- Task to carry out
Reproduce the data word for word, from its very first line through the line that contains "a-ytick-label: 0.6 <box>45 96 62 107</box>", including both of those lines.

- Records shown
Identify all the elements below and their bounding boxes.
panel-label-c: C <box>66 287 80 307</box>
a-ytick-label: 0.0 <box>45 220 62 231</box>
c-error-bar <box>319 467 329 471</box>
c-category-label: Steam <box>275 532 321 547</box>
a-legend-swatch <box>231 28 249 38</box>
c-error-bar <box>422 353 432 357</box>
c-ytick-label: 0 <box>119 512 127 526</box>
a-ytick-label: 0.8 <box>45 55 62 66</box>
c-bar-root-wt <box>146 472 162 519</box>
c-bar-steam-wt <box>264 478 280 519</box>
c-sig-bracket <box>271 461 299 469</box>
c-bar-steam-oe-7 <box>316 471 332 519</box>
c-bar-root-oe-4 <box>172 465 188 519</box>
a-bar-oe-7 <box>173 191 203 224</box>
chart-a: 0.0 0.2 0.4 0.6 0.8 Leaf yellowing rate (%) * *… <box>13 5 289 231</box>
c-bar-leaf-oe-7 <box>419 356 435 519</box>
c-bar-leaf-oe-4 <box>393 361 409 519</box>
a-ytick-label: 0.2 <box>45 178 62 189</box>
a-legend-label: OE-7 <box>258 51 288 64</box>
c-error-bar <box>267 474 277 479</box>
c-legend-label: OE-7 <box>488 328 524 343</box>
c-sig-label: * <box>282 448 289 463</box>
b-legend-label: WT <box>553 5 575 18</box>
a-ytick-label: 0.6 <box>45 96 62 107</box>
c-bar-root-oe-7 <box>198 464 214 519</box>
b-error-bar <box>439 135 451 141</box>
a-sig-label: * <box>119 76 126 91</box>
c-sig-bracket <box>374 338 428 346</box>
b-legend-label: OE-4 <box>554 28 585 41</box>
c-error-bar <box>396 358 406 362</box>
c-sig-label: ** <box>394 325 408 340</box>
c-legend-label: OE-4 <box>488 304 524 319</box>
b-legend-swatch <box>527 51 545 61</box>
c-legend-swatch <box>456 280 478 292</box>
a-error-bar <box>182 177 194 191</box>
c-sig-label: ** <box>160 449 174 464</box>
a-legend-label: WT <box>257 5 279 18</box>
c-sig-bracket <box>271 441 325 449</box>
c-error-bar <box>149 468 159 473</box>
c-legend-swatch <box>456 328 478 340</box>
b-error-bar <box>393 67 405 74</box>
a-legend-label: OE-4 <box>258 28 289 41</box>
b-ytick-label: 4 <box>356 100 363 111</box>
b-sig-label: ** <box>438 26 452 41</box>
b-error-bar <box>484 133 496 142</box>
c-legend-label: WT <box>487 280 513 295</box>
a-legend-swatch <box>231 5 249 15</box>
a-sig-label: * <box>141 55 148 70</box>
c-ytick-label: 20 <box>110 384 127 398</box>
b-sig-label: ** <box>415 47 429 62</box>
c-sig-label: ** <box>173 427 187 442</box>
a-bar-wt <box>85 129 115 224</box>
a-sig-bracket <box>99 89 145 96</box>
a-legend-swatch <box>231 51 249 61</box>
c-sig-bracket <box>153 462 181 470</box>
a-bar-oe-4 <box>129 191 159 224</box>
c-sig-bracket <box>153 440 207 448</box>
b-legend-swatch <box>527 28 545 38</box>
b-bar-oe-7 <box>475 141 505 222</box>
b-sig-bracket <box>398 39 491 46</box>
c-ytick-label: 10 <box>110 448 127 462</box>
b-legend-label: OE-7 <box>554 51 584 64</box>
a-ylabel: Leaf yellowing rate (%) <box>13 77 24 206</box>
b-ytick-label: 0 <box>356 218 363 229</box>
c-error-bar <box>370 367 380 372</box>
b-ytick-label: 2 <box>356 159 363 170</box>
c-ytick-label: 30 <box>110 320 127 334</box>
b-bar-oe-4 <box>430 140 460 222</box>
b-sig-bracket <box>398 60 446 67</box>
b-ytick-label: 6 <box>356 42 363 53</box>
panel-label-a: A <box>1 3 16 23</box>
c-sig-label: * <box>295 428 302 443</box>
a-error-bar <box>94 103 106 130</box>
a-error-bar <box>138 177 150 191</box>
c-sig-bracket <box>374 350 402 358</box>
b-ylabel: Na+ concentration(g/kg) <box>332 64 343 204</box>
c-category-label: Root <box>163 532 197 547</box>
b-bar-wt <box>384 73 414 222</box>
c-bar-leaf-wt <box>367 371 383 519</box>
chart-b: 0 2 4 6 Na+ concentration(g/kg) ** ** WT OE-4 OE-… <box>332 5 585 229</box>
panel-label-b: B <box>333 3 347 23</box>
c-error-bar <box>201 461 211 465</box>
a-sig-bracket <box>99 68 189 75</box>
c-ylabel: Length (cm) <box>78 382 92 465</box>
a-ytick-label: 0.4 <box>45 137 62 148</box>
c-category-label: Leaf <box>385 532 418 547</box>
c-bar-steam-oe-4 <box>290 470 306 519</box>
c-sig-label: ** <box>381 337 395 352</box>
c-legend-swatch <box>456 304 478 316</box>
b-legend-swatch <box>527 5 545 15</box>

- Exercise result
Identify all the elements below and their bounding boxes.
panel-label-c: C <box>66 287 80 307</box>
a-ytick-label: 0.0 <box>45 220 62 231</box>
c-error-bar <box>319 467 329 471</box>
c-category-label: Steam <box>275 532 321 547</box>
a-legend-swatch <box>231 28 249 38</box>
c-error-bar <box>422 353 432 357</box>
c-ytick-label: 0 <box>119 512 127 526</box>
a-ytick-label: 0.8 <box>45 55 62 66</box>
c-bar-root-wt <box>146 472 162 519</box>
c-bar-steam-wt <box>264 478 280 519</box>
c-sig-bracket <box>271 461 299 469</box>
c-bar-steam-oe-7 <box>316 471 332 519</box>
c-bar-root-oe-4 <box>172 465 188 519</box>
a-bar-oe-7 <box>173 191 203 224</box>
chart-a: 0.0 0.2 0.4 0.6 0.8 Leaf yellowing rate (%) * *… <box>13 5 289 231</box>
c-bar-leaf-oe-7 <box>419 356 435 519</box>
c-bar-leaf-oe-4 <box>393 361 409 519</box>
a-ytick-label: 0.2 <box>45 178 62 189</box>
a-legend-label: OE-7 <box>258 51 288 64</box>
c-error-bar <box>267 474 277 479</box>
c-legend-label: OE-7 <box>488 328 524 343</box>
c-sig-label: * <box>282 448 289 463</box>
b-legend-label: WT <box>553 5 575 18</box>
a-ytick-label: 0.6 <box>45 96 62 107</box>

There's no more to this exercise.